## The problem
Select the lines that hold the word "лицо" and copy each one.

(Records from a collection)
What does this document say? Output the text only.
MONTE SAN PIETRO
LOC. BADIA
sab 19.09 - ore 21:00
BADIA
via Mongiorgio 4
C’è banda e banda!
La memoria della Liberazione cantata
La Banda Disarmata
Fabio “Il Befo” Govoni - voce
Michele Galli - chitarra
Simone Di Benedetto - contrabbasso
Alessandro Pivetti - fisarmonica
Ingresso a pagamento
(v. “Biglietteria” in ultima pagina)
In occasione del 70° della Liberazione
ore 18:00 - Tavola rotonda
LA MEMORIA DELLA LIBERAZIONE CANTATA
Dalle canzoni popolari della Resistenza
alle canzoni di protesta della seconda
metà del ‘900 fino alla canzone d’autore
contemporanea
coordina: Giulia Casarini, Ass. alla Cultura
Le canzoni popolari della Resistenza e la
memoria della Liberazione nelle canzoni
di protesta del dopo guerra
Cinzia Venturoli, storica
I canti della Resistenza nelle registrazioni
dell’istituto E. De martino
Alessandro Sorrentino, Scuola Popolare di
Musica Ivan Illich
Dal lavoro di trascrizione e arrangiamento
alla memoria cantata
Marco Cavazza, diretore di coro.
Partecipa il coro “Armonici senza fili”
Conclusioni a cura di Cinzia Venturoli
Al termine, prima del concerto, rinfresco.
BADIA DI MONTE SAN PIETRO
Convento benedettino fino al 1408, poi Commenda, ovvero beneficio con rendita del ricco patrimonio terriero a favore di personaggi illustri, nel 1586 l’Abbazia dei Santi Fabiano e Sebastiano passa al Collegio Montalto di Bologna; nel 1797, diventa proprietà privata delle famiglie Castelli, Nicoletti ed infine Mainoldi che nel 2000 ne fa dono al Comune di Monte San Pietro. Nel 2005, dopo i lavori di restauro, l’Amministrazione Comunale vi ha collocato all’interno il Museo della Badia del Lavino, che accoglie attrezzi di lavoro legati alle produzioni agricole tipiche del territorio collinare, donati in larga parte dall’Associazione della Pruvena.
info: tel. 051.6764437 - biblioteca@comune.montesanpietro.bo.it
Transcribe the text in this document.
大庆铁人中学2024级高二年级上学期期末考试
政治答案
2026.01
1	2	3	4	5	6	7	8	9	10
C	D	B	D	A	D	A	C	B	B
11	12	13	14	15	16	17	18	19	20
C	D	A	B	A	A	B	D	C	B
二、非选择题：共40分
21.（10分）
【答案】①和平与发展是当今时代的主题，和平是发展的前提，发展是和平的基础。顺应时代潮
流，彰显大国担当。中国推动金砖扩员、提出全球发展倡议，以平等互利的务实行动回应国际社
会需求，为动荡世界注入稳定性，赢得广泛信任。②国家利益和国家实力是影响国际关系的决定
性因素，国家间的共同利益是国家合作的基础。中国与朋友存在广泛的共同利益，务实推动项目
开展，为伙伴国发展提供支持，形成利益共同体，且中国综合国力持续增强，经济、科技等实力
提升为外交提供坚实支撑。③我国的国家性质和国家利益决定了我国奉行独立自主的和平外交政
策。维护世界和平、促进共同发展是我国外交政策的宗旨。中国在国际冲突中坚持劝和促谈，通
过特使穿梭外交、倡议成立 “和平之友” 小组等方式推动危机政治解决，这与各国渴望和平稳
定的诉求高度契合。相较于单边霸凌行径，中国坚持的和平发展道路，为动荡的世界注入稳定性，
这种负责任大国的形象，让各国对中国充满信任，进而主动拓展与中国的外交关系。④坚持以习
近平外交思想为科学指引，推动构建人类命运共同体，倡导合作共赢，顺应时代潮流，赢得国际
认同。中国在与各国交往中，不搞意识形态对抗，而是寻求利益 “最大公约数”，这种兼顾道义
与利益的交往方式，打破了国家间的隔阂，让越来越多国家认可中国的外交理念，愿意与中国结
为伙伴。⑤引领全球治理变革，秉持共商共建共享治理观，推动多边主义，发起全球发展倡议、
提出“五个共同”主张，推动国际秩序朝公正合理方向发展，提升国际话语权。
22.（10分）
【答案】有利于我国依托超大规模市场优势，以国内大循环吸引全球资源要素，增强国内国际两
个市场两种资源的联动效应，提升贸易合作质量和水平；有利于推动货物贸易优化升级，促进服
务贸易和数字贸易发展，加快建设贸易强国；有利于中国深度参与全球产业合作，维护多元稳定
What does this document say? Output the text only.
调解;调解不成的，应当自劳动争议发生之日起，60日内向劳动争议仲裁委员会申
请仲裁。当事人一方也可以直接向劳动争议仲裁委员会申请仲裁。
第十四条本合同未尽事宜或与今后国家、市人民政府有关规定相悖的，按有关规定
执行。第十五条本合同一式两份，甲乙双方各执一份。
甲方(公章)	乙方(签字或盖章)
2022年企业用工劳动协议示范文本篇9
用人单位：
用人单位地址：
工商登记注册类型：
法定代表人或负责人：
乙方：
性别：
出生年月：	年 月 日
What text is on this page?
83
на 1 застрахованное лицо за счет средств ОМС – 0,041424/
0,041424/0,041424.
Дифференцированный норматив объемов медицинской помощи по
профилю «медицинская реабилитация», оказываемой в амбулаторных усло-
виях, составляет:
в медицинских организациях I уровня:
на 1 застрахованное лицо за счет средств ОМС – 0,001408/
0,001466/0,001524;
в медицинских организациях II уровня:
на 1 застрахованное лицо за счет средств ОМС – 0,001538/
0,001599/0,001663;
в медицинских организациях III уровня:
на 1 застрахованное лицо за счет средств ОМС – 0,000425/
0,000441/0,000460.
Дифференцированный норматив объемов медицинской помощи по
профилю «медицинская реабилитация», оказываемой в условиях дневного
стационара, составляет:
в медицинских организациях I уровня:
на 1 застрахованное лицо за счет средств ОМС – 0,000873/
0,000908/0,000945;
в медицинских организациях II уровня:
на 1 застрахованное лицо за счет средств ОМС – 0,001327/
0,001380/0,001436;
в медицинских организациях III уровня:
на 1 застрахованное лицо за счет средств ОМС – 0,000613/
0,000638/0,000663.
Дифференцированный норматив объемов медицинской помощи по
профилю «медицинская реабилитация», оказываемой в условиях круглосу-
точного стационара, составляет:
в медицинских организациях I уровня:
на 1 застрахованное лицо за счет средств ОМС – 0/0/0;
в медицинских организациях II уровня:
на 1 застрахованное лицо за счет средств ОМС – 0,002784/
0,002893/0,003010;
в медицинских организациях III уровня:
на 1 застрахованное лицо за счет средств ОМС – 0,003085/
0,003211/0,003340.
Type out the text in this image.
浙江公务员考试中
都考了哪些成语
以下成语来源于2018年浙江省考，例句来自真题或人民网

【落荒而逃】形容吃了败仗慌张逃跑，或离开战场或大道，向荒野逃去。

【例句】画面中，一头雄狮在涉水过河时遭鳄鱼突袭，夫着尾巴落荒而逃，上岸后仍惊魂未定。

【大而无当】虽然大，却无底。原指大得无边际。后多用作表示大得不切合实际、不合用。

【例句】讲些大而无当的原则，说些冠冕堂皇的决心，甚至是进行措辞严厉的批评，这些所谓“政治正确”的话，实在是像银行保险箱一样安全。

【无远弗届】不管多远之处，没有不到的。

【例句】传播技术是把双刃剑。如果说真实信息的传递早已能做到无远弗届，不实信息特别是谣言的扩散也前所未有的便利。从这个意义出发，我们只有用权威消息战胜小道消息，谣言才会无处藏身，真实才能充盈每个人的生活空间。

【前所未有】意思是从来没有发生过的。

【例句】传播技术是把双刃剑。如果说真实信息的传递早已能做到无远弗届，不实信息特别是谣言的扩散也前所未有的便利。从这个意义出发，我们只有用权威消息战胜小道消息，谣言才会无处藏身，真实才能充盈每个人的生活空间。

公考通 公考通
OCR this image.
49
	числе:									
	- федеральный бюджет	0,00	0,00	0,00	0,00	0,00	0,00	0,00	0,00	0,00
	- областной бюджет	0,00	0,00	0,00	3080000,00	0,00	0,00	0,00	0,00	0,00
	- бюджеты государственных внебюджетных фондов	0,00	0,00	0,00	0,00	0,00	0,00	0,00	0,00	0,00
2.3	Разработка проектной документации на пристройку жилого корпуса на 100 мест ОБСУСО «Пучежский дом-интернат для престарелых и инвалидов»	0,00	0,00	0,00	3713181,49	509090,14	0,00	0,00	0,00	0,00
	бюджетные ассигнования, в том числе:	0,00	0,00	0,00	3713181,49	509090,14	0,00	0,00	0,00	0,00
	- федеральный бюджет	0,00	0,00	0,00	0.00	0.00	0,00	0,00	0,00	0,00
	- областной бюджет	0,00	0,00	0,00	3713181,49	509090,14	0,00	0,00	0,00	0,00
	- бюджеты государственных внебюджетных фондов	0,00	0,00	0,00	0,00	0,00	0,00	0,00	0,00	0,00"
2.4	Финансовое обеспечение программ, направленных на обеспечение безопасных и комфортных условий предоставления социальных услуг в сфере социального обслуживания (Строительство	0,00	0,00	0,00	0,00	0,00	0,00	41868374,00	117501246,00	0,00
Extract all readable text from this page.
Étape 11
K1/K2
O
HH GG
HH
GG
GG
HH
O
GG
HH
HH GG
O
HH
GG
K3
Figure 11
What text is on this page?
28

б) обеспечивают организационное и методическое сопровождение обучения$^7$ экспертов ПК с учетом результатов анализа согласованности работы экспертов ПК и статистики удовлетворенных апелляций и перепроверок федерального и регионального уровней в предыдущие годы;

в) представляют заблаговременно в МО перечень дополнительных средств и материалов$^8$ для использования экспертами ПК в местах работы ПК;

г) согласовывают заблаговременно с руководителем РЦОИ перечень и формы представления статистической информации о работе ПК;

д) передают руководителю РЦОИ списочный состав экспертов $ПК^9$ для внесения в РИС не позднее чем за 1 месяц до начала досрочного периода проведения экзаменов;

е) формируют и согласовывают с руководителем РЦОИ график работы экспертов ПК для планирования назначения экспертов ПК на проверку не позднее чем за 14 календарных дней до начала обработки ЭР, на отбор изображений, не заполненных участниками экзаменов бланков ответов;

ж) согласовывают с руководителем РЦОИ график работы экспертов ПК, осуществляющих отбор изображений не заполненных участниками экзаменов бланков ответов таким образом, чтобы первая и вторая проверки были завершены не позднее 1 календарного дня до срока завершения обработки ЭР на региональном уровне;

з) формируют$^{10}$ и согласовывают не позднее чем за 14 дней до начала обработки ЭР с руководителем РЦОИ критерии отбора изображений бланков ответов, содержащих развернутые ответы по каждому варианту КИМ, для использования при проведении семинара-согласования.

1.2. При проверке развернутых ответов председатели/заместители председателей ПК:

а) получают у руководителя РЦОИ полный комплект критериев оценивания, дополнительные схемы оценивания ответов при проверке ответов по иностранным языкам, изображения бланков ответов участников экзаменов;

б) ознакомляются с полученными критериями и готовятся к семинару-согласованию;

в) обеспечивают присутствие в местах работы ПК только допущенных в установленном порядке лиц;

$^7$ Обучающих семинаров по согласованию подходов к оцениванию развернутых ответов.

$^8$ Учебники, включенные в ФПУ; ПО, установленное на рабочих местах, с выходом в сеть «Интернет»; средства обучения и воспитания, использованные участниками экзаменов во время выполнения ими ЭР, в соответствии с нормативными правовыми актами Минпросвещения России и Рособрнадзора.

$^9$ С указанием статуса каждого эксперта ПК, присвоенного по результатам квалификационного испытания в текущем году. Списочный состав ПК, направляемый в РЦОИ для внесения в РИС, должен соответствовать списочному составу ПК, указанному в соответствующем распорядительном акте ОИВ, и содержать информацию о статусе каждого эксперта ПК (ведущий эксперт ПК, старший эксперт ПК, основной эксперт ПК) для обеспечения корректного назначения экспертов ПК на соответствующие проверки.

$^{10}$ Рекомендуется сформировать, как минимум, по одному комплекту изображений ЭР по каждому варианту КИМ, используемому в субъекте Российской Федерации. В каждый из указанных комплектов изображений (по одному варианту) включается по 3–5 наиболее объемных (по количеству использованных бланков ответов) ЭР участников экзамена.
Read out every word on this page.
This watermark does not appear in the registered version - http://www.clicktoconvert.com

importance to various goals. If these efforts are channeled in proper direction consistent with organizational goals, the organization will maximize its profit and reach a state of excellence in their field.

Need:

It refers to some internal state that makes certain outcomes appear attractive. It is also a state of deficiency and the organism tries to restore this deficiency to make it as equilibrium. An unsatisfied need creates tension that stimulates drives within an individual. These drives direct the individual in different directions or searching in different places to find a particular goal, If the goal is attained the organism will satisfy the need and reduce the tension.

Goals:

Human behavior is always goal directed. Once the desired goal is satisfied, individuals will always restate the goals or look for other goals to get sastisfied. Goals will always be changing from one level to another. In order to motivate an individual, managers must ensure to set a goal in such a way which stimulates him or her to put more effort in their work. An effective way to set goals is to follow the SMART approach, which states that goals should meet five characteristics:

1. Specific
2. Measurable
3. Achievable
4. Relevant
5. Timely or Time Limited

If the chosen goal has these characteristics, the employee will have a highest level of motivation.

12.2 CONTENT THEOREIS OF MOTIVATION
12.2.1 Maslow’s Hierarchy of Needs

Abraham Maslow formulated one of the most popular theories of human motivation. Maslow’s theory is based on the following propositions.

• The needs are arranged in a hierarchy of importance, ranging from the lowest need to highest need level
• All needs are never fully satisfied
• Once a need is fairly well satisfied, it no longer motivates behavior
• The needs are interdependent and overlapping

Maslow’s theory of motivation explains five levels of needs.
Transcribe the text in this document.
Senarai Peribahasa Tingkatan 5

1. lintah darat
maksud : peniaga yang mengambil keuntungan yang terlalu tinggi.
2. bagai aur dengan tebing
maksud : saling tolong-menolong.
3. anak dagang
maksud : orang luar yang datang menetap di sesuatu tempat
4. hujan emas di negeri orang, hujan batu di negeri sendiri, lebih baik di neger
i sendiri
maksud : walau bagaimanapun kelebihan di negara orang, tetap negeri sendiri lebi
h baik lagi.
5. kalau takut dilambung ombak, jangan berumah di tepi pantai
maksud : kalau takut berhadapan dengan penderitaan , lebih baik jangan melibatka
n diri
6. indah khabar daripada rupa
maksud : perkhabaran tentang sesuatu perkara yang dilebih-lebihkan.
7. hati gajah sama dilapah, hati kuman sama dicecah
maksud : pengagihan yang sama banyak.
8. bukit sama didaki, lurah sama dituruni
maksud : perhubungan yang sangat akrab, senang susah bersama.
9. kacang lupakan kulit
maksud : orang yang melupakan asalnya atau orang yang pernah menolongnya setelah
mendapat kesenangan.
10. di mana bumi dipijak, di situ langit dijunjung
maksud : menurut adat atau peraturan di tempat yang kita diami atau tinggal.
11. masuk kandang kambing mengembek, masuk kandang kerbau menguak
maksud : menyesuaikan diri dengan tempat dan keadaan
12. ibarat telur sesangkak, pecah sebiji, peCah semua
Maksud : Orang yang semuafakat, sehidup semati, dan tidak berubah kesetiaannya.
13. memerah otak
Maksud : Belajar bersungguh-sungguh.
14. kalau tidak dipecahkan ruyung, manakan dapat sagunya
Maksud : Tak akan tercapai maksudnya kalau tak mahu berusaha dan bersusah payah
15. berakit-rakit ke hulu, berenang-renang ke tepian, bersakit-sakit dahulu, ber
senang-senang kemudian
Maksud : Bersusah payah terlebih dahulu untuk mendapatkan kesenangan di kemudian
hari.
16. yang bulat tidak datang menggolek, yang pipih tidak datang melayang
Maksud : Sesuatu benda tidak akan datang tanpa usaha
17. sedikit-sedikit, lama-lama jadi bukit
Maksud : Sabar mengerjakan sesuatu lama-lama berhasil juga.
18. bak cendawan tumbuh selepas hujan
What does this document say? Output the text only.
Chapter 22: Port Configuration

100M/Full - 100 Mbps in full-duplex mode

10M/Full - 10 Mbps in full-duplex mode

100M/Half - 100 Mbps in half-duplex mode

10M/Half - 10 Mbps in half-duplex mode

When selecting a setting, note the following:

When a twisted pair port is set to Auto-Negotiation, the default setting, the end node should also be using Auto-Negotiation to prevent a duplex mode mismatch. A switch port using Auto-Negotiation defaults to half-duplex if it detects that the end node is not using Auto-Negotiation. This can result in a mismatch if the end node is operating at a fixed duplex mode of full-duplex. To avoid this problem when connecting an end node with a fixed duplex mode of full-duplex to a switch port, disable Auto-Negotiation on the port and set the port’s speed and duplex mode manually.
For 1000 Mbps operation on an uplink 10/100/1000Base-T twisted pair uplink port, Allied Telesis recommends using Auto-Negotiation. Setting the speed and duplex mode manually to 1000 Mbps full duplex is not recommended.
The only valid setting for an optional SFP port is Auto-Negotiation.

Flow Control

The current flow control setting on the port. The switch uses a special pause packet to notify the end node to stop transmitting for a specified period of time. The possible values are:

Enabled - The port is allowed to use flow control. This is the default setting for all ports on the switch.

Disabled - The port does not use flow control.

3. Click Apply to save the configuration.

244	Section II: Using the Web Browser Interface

## Result below
на 1 застрахованное лицо за счет средств ОМС – 0,041424/
на 1 застрахованное лицо за счет средств ОМС – 0,001408/
на 1 застрахованное лицо за счет средств ОМС – 0,001538/
на 1 застрахованное лицо за счет средств ОМС – 0,000425/
на 1 застрахованное лицо за счет средств ОМС – 0,000873/
на 1 застрахованное лицо за счет средств ОМС – 0,001327/
на 1 застрахованное лицо за счет средств ОМС – 0,000613/
на 1 застрахованное лицо за счет средств ОМС – 0/0/0;
на 1 застрахованное лицо за счет средств ОМС – 0,002784/
на 1 застрахованное лицо за счет средств ОМС – 0,003085/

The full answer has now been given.